* **EXERCISE REQUIREMENTS**
Each line that holds the word "colors" should be returned.

* **INPUT**
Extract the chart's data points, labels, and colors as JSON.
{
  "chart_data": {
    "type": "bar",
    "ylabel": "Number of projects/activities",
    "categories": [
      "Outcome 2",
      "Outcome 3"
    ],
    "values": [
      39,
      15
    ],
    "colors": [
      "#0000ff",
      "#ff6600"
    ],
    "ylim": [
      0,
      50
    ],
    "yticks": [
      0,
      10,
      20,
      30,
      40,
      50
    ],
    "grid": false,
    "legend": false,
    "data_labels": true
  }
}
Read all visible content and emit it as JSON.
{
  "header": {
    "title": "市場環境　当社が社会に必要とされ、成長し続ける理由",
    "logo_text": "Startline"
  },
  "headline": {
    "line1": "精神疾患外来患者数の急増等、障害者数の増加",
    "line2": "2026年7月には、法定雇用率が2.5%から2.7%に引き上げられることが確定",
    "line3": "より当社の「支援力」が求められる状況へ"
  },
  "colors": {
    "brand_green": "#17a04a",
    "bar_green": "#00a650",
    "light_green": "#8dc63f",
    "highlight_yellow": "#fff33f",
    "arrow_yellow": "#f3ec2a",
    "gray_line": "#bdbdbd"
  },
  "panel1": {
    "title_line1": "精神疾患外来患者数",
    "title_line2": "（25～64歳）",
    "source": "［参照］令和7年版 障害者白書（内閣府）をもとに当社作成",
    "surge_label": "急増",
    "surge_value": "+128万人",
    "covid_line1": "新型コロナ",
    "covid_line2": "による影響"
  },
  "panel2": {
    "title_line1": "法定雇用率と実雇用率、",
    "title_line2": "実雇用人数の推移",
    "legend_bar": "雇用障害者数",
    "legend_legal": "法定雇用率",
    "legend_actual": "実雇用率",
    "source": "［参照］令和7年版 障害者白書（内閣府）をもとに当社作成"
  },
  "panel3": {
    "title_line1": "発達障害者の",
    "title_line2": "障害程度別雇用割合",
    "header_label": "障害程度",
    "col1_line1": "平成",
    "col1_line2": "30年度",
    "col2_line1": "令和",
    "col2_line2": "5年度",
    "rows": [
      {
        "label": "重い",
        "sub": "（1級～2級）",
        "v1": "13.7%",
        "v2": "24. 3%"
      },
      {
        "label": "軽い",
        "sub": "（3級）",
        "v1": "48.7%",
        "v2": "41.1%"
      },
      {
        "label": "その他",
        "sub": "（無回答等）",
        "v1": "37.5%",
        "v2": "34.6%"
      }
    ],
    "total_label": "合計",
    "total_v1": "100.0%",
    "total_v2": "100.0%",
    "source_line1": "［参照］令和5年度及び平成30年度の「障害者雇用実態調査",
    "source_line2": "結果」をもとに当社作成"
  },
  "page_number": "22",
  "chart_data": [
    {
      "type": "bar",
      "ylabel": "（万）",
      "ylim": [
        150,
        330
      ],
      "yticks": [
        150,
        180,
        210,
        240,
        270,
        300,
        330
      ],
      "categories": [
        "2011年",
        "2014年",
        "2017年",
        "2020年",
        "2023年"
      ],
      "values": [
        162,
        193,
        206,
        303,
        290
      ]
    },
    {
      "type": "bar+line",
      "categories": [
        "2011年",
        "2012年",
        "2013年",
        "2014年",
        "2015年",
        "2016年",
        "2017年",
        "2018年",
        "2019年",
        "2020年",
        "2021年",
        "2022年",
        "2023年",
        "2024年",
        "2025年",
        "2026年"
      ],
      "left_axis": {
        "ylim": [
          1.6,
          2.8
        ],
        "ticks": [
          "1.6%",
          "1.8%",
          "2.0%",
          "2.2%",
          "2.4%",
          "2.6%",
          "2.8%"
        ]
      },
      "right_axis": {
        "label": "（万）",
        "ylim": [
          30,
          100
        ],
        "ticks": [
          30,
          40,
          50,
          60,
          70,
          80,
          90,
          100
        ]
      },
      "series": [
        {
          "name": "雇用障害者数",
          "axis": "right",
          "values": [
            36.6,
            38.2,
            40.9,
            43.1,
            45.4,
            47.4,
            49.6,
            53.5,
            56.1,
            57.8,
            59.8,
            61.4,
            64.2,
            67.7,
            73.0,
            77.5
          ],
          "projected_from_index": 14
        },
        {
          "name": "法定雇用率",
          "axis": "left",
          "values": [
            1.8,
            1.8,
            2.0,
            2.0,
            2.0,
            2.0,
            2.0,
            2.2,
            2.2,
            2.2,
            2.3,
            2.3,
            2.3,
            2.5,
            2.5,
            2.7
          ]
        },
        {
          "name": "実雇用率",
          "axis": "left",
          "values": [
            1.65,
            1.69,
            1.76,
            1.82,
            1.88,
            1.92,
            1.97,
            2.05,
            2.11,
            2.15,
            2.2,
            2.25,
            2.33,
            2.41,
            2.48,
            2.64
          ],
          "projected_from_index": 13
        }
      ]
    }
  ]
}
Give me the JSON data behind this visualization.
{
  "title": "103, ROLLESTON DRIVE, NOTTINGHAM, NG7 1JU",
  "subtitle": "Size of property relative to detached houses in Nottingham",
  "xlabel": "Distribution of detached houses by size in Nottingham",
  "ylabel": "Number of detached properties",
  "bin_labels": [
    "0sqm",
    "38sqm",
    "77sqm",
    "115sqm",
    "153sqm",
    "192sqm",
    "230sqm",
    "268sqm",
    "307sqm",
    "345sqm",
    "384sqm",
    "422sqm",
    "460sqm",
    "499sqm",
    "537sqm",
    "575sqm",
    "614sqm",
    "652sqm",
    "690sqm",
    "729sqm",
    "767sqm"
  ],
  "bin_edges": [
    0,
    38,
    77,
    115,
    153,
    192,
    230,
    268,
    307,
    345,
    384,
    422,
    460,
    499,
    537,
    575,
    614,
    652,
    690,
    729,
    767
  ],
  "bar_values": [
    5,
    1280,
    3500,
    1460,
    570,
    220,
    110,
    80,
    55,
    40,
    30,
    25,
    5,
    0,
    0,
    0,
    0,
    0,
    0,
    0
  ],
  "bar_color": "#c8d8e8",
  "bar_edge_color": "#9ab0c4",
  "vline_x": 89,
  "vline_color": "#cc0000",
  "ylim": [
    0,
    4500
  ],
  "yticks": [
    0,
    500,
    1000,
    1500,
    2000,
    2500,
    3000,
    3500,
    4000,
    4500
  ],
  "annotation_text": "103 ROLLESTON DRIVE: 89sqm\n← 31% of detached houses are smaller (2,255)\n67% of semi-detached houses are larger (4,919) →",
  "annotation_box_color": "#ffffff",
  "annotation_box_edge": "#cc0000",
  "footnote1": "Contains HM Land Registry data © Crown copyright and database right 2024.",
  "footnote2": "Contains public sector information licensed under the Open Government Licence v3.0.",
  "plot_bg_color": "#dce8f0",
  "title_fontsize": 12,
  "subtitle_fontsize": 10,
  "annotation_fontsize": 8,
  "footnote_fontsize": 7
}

* **OUTPUT OF THE TASK**
Extract the chart's data points, labels, and colors as JSON.
    "colors": [
  "colors": {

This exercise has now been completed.